SHORT PROBLEM =
Here are some entries; quote each one exactly.

INFORMATION GIVEN =
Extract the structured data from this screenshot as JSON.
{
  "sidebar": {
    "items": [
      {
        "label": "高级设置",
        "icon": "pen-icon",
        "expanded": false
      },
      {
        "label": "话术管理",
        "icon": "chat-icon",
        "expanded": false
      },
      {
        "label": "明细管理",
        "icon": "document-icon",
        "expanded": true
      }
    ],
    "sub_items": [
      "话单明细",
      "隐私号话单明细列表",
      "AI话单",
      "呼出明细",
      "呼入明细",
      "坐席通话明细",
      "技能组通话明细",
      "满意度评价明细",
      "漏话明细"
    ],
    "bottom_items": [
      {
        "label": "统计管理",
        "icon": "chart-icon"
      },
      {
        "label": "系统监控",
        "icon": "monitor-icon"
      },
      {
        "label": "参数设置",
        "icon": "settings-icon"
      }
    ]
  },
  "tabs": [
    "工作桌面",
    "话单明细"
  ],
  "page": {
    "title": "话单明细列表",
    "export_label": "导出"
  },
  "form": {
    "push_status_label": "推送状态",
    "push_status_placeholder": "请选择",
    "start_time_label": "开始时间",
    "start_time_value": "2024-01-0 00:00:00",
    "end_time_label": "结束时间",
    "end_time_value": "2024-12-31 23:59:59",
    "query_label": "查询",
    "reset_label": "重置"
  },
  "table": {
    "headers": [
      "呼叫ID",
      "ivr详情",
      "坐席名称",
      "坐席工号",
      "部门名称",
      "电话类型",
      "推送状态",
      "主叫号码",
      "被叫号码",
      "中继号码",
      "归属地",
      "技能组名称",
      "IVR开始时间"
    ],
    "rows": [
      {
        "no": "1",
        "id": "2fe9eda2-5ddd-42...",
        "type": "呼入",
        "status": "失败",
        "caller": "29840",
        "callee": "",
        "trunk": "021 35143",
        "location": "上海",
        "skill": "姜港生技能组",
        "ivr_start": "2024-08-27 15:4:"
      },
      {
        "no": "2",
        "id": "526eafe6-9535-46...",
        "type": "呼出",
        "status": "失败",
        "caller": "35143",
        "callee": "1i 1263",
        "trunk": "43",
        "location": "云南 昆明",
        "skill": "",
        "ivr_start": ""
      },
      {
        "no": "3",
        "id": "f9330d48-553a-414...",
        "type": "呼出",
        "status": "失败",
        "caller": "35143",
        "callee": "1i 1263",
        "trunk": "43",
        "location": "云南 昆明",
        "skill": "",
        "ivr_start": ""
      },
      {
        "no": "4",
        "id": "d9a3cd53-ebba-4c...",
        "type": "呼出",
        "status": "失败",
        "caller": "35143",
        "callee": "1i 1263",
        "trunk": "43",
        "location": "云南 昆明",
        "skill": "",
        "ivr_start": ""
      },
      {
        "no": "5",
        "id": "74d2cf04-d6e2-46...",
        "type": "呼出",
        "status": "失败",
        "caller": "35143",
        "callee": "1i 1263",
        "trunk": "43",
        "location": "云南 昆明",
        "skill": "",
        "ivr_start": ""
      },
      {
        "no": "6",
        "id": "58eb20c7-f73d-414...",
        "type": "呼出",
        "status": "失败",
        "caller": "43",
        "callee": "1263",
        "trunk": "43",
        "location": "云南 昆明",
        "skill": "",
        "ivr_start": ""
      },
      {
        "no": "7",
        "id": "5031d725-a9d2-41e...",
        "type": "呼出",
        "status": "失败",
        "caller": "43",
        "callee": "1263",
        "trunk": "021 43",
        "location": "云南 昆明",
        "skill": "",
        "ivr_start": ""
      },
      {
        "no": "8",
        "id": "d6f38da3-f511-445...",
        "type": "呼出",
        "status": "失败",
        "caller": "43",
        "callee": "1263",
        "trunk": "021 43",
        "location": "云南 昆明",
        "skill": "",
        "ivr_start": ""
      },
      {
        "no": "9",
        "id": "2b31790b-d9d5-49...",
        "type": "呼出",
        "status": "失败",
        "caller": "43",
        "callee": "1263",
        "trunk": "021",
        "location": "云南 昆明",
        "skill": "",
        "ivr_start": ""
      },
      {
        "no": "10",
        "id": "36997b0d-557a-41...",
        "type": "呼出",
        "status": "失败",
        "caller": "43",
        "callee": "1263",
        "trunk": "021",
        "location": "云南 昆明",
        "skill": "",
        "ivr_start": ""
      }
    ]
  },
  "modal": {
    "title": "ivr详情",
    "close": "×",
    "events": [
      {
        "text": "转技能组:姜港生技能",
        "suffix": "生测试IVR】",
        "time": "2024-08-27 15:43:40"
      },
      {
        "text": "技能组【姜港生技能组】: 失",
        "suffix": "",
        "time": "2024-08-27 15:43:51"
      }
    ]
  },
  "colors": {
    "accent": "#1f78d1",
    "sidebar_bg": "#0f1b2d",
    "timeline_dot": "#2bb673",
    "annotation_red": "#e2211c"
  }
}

REPLY TO THE TASK =
Extract the structured data from this screenshot as JSON.
{
  "sidebar": {
    "items": [
      {
        "label": "高级设置",
        "icon": "pen-icon",
        "expanded": false
      },
      {
        "label": "话术管理",
        "icon": "chat-icon",
        "expanded": false
      },
      {
        "label": "明细管理",
        "icon": "document-icon",
        "expanded": true
      }
    ],
    "sub_items": [
      "话单明细",
      "隐私号话单明细列表",
      "AI话单",
      "呼出明细",
      "呼入明细",
      "坐席通话明细",
      "技能组通话明细",
      "满意度评价明细",
      "漏话明细"
    ],
    "bottom_items": [
      {
        "label": "统计管理",
        "icon": "chart-icon"
      },
      {
        "label": "系统监控",
        "icon": "monitor-icon"
      },
      {
        "label": "参数设置",
        "icon": "settings-icon"
      }
    ]
  },
  "tabs": [
    "工作桌面",
    "话单明细"
  ],
  "page": {
    "title": "话单明细列表",
    "export_label": "导出"
  },
  "form": {
    "push_status_label": "推送状态",
    "push_status_placeholder": "请选择",
    "start_time_label": "开始时间",
    "start_time_value": "2024-01-0 00:00:00",
    "end_time_label": "结束时间",
    "end_time_value": "2024-12-31 23:59:59",
    "query_label": "查询",
    "reset_label": "重置"
  },
  "table": {
    "headers": [
      "呼叫ID",
      "ivr详情",
      "坐席名称",
      "坐席工号",
      "部门名称",
      "电话类型",
      "推送状态",
      "主叫号码",
      "被叫号码",
      "中继号码",
      "归属地",
      "技能组名称",
      "IVR开始时间"
    ],
    "rows": [
      {
        "no": "1",
        "id": "2fe9eda2-5ddd-42...",
        "type": "呼入",
        "status": "失败",
        "caller": "29840",
        "callee": "",
        "trunk": "021 35143",
        "location": "上海",
        "skill": "姜港生技能组",
        "ivr_start": "2024-08-27 15:4:"
      },
      {
        "no": "2",
        "id": "526eafe6-9535-46...",
        "type": "呼出",
        "status": "失败",
        "caller": "35143",
        "callee": "1i 1263",
        "trunk": "43",
        "location": "云南 昆明",
        "skill": "",
        "ivr_start": ""
      },
      {
        "no": "3",
        "id": "f9330d48-553a-414...",
        "type": "呼出",
        "status": "失败",
        "caller": "35143",
        "callee": "1i 1263",
        "trunk": "43",
        "location": "云南 昆明",
        "skill": "",
        "ivr_start": ""
      },
      {
        "no": "4",
        "id": "d9a3cd53-ebba-4c...",
        "type": "呼出",
        "status": "失败",
        "caller": "35143",
        "callee": "1i 1263",
        "trunk": "43",
        "location": "云南 昆明",
        "skill": "",
        "ivr_start": ""
      },
      {
        "no": "5",
        "id": "74d2cf04-d6e2-46...",
        "type": "呼出",
        "status": "失败",
        "caller": "35143",
        "callee": "1i 1263",
        "trunk": "43",
        "location": "云南 昆明",
        "skill": "",
        "ivr_start": ""
      },
      {
        "no": "6",
        "id": "58eb20c7-f73d-414...",
        "type": "呼出",
        "status": "失败",
        "caller": "43",
        "callee": "1263",
        "trunk": "43",
        "location": "云南 昆明",
        "skill": "",
        "ivr_start": ""
      },
      {
        "no": "7",
        "id": "5031d725-a9d2-41e...",
        "type": "呼出",
        "status": "失败",
        "caller": "43",
        "callee": "1263",
        "trunk": "021 43",
        "location": "云南 昆明",
        "skill": "",
        "ivr_start": ""
      },
      {
        "no": "8",
        "id": "d6f38da3-f511-445...",
        "type": "呼出",
        "status": "失败",
        "caller": "43",
        "callee": "1263",
        "trunk": "021 43",
        "location": "云南 昆明",
        "skill": "",
        "ivr_start": ""
      },
      {
        "no": "9",
        "id": "2b31790b-d9d5-49...",
        "type": "呼出",
        "status": "失败",
        "caller": "43",
        "callee": "1263",
        "trunk": "021",
        "location": "云南 昆明",
        "skill": "",
        "ivr_start": ""
      },
      {
        "no": "10",
        "id": "36997b0d-557a-41...",
        "type": "呼出",
        "status": "失败",
        "caller": "43",
        "callee": "1263",
        "trunk": "021",
        "location": "云南 昆明",
        "skill": "",
        "ivr_start": ""
      }
    ]
  },
  "modal": {
    "title": "ivr详情",
    "close": "×",
    "events": [
      {
        "text": "转技能组:姜港生技能",
        "suffix": "生测试IVR】",
        "time": "2024-08-27 15:43:40"
      },
      {
        "text": "技能组【姜港生技能组】: 失",
        "suffix": "",
        "time": "2024-08-27 15:43:51"
      }
    ]
  },
  "colors": {
    "accent": "#1f78d1",
    "sidebar_bg": "#0f1b2d",
    "timeline_dot": "#2bb673",
    "annotation_red": "#e2211c"
  }
}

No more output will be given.